Exercise task:
Copy the lines holding the word "reionization", all of them.

Records contained in a dataset

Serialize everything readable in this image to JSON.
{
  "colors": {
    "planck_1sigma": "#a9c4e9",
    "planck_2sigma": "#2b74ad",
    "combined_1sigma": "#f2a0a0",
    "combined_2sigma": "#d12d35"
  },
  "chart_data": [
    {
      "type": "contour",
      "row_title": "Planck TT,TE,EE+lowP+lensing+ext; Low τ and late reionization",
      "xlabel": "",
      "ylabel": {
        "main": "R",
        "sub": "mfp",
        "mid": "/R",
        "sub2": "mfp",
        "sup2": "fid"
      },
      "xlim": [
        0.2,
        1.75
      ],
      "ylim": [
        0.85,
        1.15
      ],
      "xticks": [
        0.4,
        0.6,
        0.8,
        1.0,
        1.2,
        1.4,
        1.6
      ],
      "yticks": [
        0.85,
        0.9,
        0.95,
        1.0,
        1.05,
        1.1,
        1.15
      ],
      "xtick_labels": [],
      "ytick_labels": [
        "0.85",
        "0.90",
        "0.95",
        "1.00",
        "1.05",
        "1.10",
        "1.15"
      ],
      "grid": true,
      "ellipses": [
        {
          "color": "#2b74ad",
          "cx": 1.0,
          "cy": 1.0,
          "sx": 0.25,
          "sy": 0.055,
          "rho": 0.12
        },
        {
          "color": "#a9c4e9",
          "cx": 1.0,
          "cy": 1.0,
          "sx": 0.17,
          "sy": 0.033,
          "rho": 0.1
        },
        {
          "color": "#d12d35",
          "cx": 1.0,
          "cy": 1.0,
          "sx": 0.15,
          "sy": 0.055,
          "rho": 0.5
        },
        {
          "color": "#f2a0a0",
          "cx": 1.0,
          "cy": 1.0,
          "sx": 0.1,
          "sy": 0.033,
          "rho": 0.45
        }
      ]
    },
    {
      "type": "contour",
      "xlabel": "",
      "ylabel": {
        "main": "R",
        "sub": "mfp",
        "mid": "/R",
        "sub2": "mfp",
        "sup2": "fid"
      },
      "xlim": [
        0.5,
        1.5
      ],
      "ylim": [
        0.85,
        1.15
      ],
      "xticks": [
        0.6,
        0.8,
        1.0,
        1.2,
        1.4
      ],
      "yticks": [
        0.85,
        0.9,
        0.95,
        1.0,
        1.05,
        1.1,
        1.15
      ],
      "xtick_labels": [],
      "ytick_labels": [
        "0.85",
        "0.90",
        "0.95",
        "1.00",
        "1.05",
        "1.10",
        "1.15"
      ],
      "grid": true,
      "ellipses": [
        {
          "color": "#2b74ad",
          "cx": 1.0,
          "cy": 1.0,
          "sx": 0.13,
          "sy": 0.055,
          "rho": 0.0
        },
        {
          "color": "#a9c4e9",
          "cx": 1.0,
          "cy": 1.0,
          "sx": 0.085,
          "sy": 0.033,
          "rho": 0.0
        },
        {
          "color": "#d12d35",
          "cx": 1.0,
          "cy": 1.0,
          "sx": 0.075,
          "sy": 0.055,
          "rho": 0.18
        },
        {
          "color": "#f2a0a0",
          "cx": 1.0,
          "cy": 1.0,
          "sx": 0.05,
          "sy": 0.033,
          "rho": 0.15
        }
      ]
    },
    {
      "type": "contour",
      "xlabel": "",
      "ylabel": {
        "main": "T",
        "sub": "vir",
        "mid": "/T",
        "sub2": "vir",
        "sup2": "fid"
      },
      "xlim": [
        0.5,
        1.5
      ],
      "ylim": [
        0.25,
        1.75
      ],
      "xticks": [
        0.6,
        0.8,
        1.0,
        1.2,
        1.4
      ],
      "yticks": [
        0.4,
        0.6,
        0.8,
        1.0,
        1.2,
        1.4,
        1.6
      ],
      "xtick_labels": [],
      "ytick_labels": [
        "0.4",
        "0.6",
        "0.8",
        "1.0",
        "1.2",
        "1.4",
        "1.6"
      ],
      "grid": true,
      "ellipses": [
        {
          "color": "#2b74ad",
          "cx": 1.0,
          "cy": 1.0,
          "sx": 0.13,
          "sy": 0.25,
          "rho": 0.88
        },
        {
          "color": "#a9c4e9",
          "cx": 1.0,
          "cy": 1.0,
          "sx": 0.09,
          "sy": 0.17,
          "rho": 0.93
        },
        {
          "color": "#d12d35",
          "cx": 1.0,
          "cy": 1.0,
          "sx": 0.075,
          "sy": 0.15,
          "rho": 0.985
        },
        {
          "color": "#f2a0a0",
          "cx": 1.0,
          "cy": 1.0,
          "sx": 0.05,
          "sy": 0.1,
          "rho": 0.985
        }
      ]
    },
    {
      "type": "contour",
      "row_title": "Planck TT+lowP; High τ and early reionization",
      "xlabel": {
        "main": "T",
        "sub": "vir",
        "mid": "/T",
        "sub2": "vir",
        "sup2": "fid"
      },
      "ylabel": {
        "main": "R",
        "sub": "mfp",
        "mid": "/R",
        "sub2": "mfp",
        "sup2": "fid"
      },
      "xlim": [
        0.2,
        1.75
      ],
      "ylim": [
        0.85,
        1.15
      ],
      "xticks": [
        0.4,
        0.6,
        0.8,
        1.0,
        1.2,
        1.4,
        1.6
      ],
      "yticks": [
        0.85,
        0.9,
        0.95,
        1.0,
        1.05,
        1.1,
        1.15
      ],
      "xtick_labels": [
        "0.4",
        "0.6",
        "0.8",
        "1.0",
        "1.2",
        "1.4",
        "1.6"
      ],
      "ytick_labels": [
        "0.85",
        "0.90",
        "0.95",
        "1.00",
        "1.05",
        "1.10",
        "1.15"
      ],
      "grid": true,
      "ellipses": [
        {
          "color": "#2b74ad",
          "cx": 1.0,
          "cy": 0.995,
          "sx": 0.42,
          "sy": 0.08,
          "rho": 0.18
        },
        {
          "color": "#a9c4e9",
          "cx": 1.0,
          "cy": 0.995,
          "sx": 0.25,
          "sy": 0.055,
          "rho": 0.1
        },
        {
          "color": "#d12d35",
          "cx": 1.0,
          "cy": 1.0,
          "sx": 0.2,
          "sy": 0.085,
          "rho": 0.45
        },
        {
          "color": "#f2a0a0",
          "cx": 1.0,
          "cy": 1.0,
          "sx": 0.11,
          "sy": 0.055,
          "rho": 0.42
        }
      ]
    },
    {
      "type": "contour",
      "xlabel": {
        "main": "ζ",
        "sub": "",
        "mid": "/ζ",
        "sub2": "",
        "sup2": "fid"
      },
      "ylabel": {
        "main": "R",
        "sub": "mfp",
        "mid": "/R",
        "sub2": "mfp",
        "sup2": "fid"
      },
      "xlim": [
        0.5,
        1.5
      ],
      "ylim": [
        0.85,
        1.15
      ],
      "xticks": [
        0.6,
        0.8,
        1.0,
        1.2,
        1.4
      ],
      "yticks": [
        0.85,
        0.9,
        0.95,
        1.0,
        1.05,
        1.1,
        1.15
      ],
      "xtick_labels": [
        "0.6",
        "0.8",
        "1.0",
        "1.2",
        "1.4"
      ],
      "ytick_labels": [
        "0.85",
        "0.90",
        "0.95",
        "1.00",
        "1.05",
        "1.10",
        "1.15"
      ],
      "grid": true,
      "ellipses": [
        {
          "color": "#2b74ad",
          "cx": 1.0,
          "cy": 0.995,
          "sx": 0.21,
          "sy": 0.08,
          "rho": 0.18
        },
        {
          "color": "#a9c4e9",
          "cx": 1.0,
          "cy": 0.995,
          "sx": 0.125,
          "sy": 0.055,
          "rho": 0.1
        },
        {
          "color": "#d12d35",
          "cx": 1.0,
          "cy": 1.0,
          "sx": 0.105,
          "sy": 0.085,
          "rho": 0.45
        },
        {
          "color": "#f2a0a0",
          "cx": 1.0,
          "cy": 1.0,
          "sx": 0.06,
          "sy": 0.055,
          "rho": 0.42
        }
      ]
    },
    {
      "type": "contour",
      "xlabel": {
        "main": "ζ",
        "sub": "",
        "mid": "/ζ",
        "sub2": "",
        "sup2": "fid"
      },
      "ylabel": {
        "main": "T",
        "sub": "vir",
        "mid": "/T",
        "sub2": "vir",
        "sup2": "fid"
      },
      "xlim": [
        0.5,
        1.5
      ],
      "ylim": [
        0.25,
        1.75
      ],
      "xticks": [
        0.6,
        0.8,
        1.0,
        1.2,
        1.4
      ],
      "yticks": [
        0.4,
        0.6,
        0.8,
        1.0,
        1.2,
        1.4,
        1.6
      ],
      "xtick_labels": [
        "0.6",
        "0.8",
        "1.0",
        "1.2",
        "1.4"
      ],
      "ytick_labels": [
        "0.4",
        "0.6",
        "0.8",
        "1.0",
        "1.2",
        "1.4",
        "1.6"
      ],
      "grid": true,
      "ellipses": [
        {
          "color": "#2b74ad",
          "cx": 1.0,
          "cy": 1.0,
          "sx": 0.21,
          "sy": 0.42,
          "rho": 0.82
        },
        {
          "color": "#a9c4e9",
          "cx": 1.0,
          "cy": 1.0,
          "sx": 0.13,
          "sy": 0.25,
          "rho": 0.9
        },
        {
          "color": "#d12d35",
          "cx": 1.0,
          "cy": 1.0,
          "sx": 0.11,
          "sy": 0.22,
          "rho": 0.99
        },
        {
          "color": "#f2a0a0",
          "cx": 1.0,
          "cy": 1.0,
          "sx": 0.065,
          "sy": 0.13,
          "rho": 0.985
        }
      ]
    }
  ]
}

--

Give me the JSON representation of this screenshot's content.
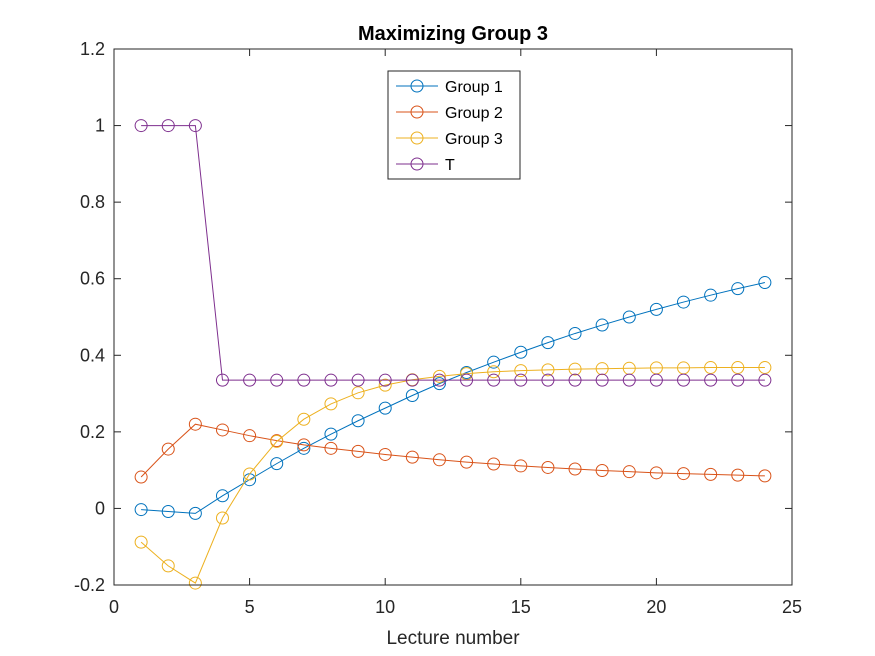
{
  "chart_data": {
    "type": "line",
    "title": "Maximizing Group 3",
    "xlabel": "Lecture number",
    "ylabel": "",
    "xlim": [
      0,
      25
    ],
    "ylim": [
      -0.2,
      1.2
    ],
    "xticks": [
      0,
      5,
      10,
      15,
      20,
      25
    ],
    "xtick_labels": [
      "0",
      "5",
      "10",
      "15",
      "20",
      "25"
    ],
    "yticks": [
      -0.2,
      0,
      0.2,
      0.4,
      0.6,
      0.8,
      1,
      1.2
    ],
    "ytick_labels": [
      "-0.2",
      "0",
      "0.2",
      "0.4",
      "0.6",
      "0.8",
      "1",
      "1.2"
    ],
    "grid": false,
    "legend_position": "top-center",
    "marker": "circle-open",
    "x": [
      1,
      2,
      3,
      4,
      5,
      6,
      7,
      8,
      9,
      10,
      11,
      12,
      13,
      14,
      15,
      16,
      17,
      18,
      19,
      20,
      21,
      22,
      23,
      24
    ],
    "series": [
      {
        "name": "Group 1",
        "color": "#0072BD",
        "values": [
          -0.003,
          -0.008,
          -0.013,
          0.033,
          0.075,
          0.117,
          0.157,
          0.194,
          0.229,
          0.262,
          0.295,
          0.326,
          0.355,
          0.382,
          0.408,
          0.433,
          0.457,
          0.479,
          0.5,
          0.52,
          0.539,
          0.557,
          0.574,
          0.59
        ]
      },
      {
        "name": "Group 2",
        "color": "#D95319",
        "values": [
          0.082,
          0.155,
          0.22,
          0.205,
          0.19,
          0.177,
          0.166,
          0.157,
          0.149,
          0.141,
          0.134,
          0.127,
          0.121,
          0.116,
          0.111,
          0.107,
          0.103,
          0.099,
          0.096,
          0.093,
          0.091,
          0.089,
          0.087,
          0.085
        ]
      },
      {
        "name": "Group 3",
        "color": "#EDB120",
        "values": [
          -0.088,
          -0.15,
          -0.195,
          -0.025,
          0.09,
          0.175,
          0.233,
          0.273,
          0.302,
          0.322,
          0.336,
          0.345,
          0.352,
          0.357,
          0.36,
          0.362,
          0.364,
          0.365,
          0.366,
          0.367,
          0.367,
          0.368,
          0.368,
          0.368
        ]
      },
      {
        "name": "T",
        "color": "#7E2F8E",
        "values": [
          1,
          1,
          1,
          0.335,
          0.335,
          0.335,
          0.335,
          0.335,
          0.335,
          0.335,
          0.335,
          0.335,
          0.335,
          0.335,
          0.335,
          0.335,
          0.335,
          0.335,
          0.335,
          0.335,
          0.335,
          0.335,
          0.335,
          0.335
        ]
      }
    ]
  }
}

---

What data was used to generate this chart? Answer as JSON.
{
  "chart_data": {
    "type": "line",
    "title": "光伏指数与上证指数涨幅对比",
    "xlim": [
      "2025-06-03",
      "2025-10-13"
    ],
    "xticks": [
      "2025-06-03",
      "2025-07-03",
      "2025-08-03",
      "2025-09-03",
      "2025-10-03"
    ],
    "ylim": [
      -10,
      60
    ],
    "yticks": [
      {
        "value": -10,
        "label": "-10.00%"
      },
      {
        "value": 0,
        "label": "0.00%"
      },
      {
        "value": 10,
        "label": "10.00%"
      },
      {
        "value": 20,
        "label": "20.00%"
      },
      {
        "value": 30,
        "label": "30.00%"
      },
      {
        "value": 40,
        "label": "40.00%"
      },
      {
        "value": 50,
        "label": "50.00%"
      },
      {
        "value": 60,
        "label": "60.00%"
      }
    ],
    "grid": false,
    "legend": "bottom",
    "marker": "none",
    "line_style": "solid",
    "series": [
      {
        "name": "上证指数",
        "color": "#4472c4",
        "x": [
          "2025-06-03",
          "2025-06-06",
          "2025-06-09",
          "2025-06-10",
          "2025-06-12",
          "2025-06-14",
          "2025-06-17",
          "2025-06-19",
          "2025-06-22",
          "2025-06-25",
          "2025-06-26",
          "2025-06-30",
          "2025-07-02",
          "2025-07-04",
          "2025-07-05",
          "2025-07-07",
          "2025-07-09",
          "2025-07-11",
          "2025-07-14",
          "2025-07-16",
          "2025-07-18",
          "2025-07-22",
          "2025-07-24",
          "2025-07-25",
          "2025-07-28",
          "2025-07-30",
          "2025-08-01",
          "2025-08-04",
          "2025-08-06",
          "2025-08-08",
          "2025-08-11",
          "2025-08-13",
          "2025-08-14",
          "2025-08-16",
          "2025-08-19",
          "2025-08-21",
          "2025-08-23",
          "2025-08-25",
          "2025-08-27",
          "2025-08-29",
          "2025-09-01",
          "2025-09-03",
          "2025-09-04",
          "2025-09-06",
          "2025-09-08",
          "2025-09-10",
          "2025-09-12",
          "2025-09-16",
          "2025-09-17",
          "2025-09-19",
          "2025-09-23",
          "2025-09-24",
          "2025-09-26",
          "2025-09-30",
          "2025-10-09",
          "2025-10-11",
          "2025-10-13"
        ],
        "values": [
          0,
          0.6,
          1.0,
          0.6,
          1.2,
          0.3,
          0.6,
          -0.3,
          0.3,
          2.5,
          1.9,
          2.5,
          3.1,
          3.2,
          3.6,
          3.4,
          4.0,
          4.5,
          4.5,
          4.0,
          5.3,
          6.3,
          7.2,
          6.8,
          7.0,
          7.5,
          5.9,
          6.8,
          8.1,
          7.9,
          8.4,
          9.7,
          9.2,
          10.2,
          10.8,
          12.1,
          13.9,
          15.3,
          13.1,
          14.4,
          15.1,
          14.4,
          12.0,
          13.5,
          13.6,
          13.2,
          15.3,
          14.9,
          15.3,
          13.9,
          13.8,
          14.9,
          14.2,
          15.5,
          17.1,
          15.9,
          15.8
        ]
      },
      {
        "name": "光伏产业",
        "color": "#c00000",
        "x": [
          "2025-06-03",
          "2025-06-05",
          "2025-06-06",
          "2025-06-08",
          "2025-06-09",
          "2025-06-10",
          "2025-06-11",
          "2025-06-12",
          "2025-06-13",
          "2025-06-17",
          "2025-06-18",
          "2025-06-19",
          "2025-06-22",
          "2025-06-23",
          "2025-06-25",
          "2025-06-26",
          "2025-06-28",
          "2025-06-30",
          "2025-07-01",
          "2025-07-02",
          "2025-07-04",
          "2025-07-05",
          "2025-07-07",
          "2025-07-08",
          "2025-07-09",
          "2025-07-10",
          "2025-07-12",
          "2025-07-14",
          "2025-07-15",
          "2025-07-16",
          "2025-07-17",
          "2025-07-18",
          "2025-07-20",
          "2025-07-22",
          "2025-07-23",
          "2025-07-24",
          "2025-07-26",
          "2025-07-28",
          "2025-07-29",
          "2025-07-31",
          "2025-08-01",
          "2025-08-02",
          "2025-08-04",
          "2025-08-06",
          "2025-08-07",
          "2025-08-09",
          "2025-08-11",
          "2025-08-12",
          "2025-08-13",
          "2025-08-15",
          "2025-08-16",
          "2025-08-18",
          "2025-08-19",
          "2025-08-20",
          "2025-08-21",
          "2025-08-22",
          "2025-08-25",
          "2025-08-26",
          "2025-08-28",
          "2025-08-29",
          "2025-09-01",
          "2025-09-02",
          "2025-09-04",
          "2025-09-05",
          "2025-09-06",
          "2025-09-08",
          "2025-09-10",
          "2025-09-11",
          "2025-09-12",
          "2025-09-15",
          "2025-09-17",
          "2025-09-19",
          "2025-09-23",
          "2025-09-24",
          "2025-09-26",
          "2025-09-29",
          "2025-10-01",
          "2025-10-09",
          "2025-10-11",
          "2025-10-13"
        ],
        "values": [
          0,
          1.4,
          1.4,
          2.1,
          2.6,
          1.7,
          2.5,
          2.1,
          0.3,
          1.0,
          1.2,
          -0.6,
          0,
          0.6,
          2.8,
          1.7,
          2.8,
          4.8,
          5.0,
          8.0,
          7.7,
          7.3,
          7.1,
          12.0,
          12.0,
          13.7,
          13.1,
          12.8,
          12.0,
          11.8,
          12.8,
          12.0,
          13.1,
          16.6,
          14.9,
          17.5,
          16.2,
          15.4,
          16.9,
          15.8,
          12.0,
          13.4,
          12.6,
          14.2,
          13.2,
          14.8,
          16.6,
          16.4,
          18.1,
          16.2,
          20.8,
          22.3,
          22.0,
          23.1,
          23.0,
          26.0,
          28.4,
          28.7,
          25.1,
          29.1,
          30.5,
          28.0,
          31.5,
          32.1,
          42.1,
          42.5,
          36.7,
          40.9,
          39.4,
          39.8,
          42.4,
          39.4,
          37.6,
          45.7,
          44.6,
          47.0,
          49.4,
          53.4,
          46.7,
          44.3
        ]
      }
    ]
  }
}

The result:
      "row_title": "Planck TT,TE,EE+lowP+lensing+ext; Low τ and late reionization",
      "row_title": "Planck TT+lowP; High τ and early reionization",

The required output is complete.